(Data excerpts)
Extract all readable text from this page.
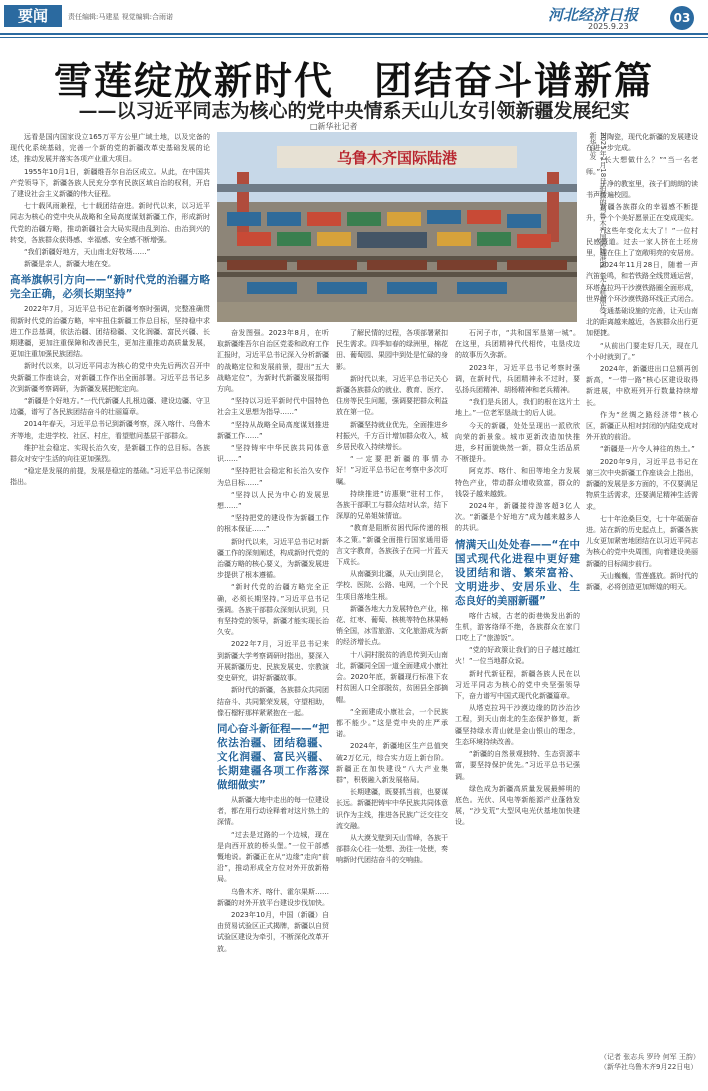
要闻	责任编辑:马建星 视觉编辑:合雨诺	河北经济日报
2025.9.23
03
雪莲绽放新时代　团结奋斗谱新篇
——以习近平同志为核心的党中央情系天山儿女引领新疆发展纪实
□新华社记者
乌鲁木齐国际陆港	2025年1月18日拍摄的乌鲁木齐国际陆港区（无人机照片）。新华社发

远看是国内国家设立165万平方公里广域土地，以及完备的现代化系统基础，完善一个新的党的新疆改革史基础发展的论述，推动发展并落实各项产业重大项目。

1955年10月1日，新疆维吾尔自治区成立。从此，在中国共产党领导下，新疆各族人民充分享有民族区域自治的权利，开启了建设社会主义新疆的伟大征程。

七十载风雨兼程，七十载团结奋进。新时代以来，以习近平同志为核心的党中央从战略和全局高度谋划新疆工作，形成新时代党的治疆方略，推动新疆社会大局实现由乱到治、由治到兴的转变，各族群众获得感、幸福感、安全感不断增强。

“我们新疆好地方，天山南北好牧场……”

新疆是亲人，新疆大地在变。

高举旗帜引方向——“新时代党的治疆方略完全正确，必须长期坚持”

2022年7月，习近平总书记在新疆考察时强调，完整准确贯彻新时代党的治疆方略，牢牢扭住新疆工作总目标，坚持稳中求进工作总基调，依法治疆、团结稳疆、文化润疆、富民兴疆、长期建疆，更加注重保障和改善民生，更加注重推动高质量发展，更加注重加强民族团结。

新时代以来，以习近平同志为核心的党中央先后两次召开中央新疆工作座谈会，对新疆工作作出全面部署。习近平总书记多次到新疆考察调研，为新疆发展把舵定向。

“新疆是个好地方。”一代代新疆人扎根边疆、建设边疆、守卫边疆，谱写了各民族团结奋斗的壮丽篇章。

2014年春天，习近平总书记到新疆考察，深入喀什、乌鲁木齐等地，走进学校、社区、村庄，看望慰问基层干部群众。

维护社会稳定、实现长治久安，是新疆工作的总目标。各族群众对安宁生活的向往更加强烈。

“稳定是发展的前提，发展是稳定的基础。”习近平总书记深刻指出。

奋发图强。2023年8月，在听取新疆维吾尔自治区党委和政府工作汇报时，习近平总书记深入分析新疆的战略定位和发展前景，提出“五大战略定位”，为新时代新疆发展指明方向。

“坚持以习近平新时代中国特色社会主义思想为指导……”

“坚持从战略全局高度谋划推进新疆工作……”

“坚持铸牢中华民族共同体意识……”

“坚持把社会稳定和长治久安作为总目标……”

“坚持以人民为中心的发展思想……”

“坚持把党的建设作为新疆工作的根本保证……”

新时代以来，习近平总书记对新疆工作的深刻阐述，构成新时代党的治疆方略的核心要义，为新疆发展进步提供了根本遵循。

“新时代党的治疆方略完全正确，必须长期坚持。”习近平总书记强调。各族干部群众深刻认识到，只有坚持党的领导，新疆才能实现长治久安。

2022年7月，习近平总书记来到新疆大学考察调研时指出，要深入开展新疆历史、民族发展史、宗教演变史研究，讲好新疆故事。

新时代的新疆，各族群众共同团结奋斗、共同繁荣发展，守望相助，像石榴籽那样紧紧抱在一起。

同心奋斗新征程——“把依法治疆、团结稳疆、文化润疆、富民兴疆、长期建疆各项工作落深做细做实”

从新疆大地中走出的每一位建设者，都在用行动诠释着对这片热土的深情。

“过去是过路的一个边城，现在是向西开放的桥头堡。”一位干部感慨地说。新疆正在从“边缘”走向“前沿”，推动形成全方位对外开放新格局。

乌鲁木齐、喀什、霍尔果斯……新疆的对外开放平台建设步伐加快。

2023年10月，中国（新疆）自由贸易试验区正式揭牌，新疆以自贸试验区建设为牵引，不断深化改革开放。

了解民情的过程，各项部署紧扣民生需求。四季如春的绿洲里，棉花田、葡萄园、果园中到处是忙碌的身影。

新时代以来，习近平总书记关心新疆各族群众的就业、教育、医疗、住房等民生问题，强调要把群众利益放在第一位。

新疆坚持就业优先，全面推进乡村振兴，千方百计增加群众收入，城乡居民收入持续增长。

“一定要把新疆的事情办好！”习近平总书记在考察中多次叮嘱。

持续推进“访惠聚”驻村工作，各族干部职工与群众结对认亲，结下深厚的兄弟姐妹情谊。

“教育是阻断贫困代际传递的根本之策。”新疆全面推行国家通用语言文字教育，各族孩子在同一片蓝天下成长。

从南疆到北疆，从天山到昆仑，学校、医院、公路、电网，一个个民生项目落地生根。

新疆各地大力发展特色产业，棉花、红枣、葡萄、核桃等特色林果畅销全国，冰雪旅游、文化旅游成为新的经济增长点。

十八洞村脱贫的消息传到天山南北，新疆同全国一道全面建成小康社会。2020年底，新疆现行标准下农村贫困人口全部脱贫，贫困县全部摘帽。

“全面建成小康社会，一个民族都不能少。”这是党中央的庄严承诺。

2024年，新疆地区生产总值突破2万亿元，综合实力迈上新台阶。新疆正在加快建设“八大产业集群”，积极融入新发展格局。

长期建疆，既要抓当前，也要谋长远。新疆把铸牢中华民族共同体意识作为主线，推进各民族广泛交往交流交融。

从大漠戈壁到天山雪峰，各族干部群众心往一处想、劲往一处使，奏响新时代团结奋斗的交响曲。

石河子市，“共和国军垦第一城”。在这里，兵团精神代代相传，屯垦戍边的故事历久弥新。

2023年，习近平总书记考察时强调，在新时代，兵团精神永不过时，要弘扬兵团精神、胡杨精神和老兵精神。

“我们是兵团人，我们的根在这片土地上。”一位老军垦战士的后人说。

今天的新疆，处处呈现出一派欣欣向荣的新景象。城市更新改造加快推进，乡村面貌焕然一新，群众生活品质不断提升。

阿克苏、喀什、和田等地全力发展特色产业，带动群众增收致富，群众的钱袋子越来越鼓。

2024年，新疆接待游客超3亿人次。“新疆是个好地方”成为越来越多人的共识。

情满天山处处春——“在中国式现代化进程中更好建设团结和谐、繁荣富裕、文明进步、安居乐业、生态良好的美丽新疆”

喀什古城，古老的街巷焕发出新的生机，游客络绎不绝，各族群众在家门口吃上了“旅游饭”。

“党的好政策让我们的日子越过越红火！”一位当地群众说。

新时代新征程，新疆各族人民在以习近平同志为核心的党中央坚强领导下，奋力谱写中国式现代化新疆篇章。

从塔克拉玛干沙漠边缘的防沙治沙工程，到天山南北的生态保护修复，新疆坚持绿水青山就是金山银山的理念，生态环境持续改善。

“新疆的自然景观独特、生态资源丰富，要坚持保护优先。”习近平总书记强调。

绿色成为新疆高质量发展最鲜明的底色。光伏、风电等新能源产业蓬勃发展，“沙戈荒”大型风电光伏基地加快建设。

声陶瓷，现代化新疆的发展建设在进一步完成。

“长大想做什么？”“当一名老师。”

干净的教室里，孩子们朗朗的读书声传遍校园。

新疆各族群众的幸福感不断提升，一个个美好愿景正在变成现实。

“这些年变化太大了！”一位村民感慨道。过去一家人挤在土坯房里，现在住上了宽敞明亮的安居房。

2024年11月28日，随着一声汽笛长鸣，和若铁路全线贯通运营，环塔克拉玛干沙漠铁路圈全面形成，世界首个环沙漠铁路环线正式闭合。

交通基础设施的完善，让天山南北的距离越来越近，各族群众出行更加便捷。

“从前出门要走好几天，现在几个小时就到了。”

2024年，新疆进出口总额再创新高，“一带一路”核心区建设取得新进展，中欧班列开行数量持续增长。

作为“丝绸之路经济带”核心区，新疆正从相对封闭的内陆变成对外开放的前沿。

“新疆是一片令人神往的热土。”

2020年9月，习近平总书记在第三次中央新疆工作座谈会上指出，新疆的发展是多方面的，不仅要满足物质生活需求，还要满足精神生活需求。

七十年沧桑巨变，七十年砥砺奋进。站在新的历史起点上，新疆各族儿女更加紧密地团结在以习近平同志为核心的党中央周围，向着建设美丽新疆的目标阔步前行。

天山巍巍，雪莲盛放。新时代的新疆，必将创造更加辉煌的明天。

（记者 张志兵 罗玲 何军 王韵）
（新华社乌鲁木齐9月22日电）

INSTRUCTION ::
For each line of the entries that includes "新疆是个好地方", show that line.

WRITTEN RESPONSE ::
“新疆是个好地方。”一代代新疆人扎根边疆、建设边疆、守卫边疆，谱写了各民族团结奋斗的壮丽篇章。
2024年，新疆接待游客超3亿人次。“新疆是个好地方”成为越来越多人的共识。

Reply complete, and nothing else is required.